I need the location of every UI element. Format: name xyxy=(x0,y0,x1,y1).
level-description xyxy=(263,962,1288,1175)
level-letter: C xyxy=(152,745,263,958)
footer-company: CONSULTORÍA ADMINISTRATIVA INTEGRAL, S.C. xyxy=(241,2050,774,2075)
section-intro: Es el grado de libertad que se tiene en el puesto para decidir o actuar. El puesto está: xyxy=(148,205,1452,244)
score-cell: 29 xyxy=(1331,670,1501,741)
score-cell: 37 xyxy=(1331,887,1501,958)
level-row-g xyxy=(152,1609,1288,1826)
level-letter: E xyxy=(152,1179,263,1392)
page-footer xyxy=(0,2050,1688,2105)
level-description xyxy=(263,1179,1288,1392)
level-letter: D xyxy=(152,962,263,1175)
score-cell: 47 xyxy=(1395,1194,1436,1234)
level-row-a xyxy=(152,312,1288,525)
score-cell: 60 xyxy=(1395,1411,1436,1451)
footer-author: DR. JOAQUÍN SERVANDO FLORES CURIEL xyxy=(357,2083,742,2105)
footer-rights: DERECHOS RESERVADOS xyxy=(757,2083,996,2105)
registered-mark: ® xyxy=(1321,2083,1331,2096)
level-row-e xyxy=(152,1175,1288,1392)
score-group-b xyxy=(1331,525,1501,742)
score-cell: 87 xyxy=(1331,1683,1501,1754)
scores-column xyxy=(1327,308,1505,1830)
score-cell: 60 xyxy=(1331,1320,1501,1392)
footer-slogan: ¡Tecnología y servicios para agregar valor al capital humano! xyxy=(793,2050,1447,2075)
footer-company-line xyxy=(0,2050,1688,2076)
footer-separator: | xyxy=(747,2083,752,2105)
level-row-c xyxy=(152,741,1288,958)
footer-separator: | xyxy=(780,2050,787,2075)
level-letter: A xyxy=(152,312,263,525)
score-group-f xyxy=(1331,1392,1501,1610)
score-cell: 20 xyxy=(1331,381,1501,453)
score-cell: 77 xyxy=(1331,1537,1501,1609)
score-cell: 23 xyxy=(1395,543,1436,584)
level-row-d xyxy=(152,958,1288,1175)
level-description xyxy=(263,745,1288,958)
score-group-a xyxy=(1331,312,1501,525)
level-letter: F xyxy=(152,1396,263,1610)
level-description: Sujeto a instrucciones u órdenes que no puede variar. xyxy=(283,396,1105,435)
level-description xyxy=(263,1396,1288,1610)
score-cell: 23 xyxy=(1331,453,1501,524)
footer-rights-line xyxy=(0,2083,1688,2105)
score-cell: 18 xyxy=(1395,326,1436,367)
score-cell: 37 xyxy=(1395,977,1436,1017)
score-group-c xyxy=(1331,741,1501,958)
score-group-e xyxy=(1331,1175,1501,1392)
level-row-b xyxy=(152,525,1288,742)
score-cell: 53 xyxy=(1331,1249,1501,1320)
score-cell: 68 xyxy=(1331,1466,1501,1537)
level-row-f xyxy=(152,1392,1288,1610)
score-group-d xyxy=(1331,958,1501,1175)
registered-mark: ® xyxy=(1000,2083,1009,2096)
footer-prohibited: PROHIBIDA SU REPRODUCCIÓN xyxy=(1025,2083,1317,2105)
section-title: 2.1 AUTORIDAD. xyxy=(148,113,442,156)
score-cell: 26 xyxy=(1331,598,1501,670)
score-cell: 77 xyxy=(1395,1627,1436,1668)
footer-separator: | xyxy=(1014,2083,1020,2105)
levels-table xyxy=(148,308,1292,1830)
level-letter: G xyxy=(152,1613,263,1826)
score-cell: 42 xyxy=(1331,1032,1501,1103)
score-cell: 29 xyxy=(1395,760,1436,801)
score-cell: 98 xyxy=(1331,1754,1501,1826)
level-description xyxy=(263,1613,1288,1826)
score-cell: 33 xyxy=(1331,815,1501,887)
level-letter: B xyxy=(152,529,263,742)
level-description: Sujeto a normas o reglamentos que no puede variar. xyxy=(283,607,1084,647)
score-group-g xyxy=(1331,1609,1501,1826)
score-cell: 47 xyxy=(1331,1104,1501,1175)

■ SET PROBLEM: Extract the lines above, starting with the first line and ending after the line containing "score-cell: 60 xyxy=(1331,1320,1501,1392)", and reproduce each one verbatim.

■ ANSWER:
I need the location of every UI element. Format: name xyxy=(x0,y0,x1,y1).
level-description xyxy=(263,962,1288,1175)
level-letter: C xyxy=(152,745,263,958)
footer-company: CONSULTORÍA ADMINISTRATIVA INTEGRAL, S.C. xyxy=(241,2050,774,2075)
section-intro: Es el grado de libertad que se tiene en el puesto para decidir o actuar. El puesto está: xyxy=(148,205,1452,244)
score-cell: 29 xyxy=(1331,670,1501,741)
score-cell: 37 xyxy=(1331,887,1501,958)
level-row-g xyxy=(152,1609,1288,1826)
level-letter: E xyxy=(152,1179,263,1392)
page-footer xyxy=(0,2050,1688,2105)
level-description xyxy=(263,1179,1288,1392)
level-letter: D xyxy=(152,962,263,1175)
score-cell: 47 xyxy=(1395,1194,1436,1234)
level-row-a xyxy=(152,312,1288,525)
score-cell: 60 xyxy=(1395,1411,1436,1451)
footer-author: DR. JOAQUÍN SERVANDO FLORES CURIEL xyxy=(357,2083,742,2105)
footer-rights: DERECHOS RESERVADOS xyxy=(757,2083,996,2105)
registered-mark: ® xyxy=(1321,2083,1331,2096)
level-row-e xyxy=(152,1175,1288,1392)
score-group-b xyxy=(1331,525,1501,742)
score-cell: 87 xyxy=(1331,1683,1501,1754)
scores-column xyxy=(1327,308,1505,1830)
score-cell: 60 xyxy=(1331,1320,1501,1392)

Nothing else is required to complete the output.